- _GOAL_
Whenever a line contains the string "image", copy it out of the entries.

===== DATA LISTING =====

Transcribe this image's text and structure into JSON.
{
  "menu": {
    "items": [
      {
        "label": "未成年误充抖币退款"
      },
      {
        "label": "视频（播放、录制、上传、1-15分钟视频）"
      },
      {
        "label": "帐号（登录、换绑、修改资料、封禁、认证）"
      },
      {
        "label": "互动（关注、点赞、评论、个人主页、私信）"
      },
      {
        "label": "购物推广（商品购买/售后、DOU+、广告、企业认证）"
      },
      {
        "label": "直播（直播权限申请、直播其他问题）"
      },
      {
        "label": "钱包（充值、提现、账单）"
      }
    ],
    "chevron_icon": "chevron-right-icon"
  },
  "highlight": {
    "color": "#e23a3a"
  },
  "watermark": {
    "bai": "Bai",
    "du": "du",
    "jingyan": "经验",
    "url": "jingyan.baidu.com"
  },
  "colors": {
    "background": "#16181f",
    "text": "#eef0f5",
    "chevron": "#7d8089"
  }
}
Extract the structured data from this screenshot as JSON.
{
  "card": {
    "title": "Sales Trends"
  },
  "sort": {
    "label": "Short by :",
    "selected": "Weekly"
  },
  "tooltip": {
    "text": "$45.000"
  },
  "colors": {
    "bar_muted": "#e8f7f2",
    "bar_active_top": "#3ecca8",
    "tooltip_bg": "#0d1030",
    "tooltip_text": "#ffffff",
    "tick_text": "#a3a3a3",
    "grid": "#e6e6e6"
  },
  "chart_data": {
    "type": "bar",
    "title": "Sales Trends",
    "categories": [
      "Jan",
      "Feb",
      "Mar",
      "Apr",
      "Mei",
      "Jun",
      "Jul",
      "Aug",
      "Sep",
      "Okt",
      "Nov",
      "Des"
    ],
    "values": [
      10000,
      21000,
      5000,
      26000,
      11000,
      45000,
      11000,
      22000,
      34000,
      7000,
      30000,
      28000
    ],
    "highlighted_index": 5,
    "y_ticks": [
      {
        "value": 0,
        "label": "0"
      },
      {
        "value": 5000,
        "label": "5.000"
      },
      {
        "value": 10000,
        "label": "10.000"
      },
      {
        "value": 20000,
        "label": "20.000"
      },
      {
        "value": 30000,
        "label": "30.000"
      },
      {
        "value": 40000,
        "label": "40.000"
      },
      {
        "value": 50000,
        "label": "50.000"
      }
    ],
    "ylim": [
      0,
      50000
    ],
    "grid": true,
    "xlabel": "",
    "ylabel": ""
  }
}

=====
===== DATA LISTING =====

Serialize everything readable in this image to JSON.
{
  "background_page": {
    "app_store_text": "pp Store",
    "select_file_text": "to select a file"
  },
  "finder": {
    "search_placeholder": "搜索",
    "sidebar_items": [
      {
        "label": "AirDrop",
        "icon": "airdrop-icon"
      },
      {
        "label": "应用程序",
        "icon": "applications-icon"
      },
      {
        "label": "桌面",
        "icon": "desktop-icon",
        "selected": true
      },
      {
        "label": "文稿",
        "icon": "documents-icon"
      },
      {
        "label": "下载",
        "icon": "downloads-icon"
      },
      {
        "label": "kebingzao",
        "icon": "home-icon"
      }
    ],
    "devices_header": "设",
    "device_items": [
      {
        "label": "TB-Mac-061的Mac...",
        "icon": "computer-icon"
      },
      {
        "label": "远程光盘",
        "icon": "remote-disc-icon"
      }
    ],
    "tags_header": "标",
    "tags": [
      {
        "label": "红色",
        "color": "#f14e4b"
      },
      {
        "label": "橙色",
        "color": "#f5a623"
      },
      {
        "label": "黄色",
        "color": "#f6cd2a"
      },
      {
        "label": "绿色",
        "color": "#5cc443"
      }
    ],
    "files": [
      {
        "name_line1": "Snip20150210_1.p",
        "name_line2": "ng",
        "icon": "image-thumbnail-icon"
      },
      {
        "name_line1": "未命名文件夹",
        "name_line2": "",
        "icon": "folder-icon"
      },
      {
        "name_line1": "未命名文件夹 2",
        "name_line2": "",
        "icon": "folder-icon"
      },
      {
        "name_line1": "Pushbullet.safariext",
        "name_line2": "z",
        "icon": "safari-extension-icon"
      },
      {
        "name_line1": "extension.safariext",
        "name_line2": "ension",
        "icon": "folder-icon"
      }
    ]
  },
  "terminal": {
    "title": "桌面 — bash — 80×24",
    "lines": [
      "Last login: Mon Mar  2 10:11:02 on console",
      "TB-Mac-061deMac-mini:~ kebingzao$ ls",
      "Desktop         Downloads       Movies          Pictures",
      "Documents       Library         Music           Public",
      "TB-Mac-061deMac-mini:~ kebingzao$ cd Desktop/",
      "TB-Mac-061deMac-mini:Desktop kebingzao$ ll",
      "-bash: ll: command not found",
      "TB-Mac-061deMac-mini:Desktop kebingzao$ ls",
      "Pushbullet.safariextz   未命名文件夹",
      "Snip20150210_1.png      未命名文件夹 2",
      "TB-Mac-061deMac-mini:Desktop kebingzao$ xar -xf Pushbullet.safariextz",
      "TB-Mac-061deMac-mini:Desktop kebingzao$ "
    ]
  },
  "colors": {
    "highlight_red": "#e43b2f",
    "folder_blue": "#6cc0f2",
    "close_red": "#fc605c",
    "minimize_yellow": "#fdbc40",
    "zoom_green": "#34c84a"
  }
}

=====

- _ANSWER TO THE PROBLEM_
Transcribe this image's text and structure into JSON.
Serialize everything readable in this image to JSON.
        "icon": "image-thumbnail-icon"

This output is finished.